§ Task to complete
Reproduce everything in the European Legislation Identifier page from "Between 2010 and" down to "at European level." without changing a word.

§ Page extract
☆ ☆ ☆ ☆ ☆
- Abbreviation: ELI
- Status: Published
- Year started: 2012; 14 years ago
- Latest version: 1.4
- Organization: European Forum of Official Gazettes, Publications office of the European Union
- Committee: ELI Task Force
- Base standards: FRBRoo, CIDOC Conceptual Reference Model
- Related standards: ELI-DL, SKOS, schema.org
- Domain: Semantic Web
- Website: eur-lex.europa.eu/eli-register/resources.html

= European Legislation Identifier =

Uniquely identifies national and EU laws

ELI Implementation status in 2026:

The European Legislation Identifier (ELI) ontology is a vocabulary for representing metadata about national and European Union (EU) legislation. It is designed to provide a standardized way to identify and describe the context and content of national or EU legislation, including its purpose, scope, relationships with other legislations and legal basis. This will guarantee easier identification, access, exchange and reuse of legislation for public authorities, professional users, academics and citizens. ELI paves the way for knowledge graphs, based on semantic web standards, of legal gazettes and official journals.

== History ==

The European Legislation Identifier (ELI) originated in 2010, when the concept was discussed at the European Forum of Official Gazettes held in Rome. From its inception, the initiative was supported by the Publications Office of the European Union, with the objective of improving the accessibility, interoperability and standardisation of legal information across Europe.

Between 2010 and 2012, a working group was established within the Forum of National Gazettes (EFOG) to further develop the technical and organisational foundations of ELI and to assess its potential adoption by national legal publishers.

In October 2012, the Council of the European Union adopted conclusions inviting the introduction of the European Legislation Identifier, encouraging Member States and EU institutions to implement a common identification system for legislation. In December 2012, an ELI Task Force was established with the support of the Council Working Party on e‑Law to coordinate implementation and governance activities at European level.

In 2014, the first version of the ELI Ontology (version 1.0) was released, providing a formal semantic model to describe legislative resources and their relationships in a machine‑readable format.

Further political endorsement was expressed in the Council conclusions of 6 November 2017, which reaffirmed support for ELI and encouraged its continued implementation and use across Member States and EU institutions.

In 2020, the ELI‑DL (Draft Legislation) standard was published, extending the ELI framework to legislative drafting processes.

In 2024, several updated specifications were released, including the latest ELI Ontology (version 1.5), the ELI Impact Ontology (version 1.0), and the ELI DL Ontology (version 3.0), further expanding the scope and technical maturity of the ELI ecosystem.
☆ ☆ ☆ ☆ ☆
§ Material provided

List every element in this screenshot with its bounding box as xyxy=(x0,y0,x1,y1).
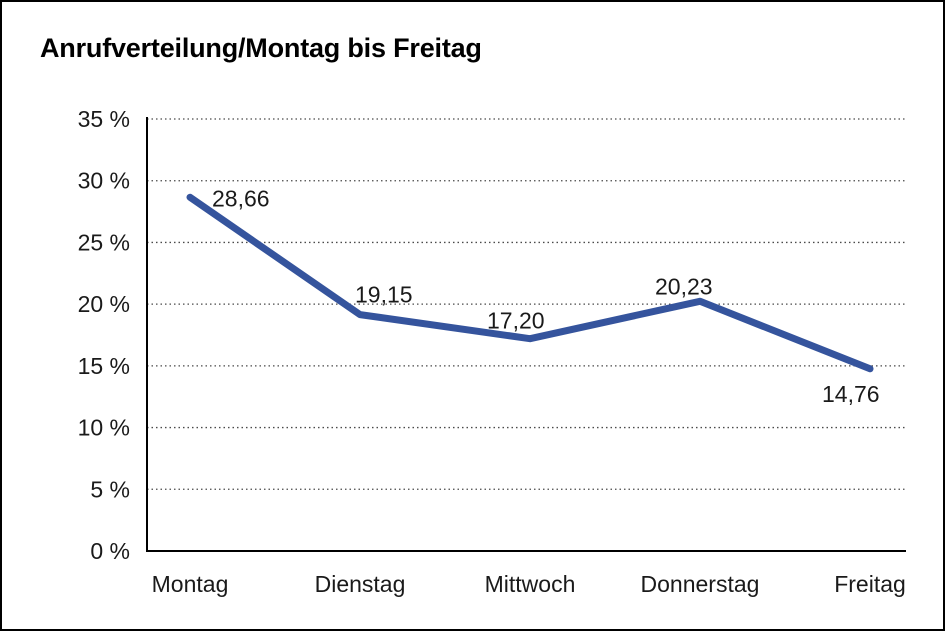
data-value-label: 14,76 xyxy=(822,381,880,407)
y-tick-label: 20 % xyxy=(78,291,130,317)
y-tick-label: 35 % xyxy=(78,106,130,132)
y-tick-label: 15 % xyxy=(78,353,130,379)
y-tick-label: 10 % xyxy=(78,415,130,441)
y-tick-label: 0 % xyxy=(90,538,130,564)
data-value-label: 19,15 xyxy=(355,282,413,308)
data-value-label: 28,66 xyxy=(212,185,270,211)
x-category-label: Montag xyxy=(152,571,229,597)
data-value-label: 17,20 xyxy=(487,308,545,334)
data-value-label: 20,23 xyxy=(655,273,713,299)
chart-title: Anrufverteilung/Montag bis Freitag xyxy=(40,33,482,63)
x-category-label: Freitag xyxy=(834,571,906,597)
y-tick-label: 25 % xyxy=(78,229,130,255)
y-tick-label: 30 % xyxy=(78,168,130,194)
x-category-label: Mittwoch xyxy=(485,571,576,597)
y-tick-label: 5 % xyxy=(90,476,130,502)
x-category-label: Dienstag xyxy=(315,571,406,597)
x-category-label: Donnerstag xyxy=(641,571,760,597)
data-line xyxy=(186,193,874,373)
☆ ☆ ☆ ☆ ☆
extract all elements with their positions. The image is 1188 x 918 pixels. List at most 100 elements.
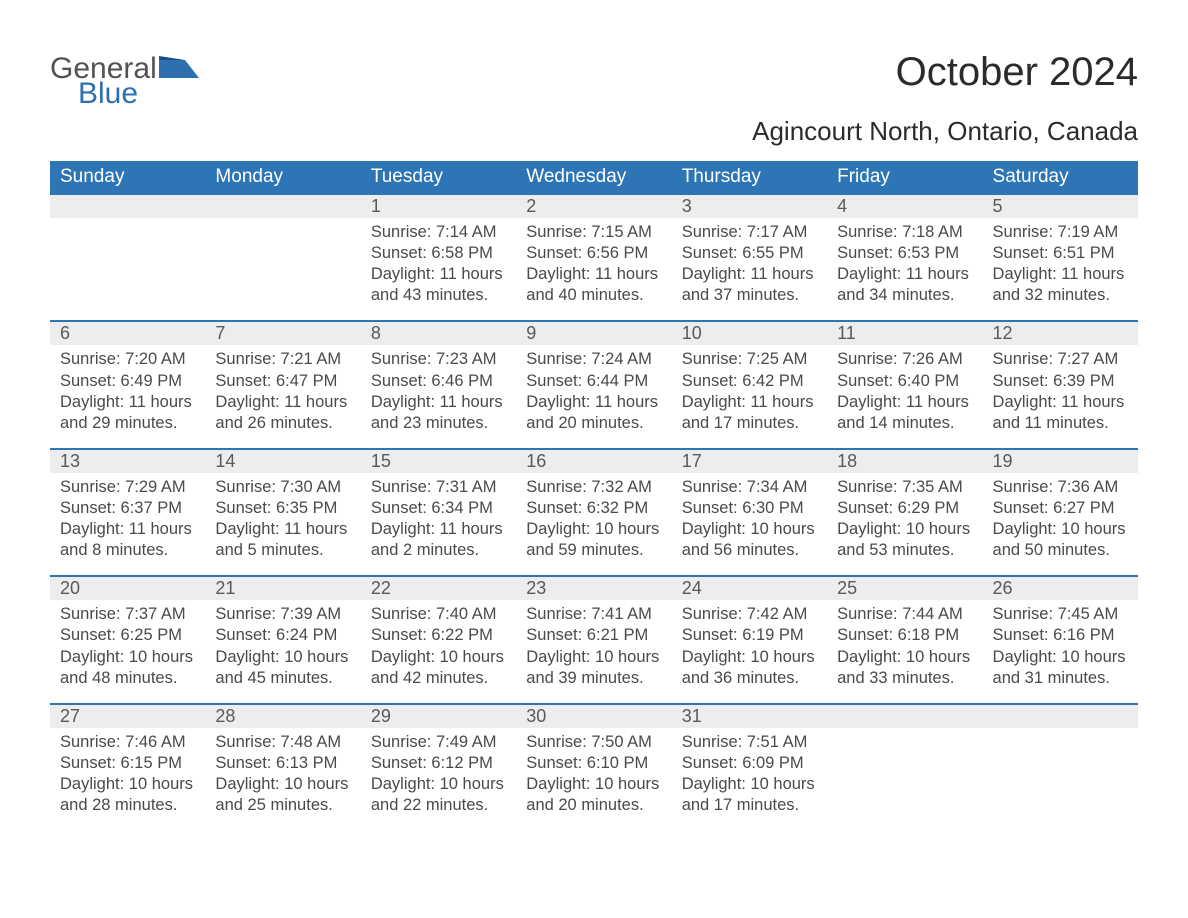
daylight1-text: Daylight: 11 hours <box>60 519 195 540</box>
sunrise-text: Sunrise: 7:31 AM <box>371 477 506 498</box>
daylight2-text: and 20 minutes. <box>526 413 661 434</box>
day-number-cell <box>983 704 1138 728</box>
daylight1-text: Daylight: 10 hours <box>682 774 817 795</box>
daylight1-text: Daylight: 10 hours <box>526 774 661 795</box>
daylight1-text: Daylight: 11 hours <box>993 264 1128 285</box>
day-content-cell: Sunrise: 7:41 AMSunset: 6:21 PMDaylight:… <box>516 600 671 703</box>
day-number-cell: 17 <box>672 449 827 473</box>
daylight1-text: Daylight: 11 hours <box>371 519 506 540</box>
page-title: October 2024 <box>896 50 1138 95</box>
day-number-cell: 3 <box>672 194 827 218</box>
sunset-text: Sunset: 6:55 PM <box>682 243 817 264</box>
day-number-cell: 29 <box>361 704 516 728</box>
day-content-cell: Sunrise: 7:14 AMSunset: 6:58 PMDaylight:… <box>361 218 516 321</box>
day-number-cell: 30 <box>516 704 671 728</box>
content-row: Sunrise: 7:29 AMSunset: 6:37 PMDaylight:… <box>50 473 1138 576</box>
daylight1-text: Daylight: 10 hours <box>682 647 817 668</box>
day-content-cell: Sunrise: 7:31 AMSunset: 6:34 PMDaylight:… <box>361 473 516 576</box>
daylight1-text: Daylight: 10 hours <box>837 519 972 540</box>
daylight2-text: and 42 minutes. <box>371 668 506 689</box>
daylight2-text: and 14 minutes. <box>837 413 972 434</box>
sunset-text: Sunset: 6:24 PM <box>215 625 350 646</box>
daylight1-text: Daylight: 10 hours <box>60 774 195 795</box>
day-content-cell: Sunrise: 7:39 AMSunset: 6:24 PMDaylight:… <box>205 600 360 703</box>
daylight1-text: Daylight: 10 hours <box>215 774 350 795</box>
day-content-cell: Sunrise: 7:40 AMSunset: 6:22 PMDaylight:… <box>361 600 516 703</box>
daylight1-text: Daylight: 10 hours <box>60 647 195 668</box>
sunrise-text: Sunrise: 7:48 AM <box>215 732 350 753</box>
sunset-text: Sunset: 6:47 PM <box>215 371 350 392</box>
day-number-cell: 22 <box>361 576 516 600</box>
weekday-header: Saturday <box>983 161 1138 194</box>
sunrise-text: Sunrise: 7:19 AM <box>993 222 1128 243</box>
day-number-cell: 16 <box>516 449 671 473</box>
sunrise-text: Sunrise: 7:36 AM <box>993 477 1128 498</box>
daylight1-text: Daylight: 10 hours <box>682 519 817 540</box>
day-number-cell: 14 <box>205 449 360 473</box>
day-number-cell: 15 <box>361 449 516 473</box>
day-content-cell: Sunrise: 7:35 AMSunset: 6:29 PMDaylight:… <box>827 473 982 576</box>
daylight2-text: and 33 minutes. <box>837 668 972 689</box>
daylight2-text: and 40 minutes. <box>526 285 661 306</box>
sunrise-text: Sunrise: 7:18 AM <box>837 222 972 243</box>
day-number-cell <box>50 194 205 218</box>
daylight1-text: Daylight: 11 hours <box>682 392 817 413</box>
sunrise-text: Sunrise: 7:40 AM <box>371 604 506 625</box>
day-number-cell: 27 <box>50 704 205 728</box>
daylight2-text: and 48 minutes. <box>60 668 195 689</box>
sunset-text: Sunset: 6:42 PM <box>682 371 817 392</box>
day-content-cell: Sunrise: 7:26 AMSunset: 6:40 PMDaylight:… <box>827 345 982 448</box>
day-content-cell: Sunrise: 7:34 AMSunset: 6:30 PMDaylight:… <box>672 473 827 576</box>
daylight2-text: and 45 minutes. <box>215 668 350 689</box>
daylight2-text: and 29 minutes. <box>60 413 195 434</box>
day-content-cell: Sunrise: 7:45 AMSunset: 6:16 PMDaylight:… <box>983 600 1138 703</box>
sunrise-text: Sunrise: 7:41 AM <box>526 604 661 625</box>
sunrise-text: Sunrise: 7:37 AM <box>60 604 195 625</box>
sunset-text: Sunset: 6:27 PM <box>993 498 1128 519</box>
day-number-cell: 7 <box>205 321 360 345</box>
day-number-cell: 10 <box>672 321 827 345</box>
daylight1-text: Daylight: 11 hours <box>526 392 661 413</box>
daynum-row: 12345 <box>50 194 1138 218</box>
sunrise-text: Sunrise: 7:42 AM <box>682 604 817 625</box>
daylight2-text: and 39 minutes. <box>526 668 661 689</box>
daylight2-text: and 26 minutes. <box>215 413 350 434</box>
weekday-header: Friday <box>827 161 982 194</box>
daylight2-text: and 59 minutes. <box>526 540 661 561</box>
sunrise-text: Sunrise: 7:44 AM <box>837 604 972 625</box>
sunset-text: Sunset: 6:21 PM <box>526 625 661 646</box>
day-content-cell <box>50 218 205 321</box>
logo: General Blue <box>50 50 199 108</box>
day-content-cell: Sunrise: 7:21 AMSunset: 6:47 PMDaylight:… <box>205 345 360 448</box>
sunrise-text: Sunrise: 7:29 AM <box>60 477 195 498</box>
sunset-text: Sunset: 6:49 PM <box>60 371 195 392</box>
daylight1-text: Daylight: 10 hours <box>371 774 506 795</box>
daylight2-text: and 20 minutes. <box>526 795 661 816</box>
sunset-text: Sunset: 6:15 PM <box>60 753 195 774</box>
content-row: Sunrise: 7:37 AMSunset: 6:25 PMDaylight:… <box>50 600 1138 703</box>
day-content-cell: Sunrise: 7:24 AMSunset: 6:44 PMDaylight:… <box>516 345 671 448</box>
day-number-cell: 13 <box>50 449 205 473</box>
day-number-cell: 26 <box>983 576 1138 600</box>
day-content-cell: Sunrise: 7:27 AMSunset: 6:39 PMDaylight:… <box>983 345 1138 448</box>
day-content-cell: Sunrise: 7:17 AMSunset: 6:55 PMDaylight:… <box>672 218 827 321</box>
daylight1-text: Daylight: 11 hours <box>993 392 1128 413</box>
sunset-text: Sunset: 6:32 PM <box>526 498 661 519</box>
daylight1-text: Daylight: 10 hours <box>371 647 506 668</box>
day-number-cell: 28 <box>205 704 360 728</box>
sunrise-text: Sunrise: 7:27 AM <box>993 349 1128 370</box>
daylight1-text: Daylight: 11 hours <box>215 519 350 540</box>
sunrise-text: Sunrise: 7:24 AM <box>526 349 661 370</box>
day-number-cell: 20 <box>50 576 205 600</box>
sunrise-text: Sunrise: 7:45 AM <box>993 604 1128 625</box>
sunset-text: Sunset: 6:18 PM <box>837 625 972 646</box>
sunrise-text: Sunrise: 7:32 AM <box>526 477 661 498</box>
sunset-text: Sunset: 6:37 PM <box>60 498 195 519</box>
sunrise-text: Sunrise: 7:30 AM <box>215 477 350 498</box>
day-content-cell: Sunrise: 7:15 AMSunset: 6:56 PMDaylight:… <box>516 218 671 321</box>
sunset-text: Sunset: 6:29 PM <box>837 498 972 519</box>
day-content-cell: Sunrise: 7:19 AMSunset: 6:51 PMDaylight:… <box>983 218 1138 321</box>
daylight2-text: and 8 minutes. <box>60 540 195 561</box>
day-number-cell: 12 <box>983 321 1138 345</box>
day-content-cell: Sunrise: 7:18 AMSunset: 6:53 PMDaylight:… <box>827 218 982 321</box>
☆ ☆ ☆ ☆ ☆
§ Reply
Between 2010 and 2012, a working group was established within the Forum of National Gazettes (EFOG) to further develop the technical and organisational foundations of ELI and to assess its potential adoption by national legal publishers.

In October 2012, the Council of the European Union adopted conclusions inviting the introduction of the European Legislation Identifier, encouraging Member States and EU institutions to implement a common identification system for legislation. In December 2012, an ELI Task Force was established with the support of the Council Working Party on e‑Law to coordinate implementation and governance activities at European level.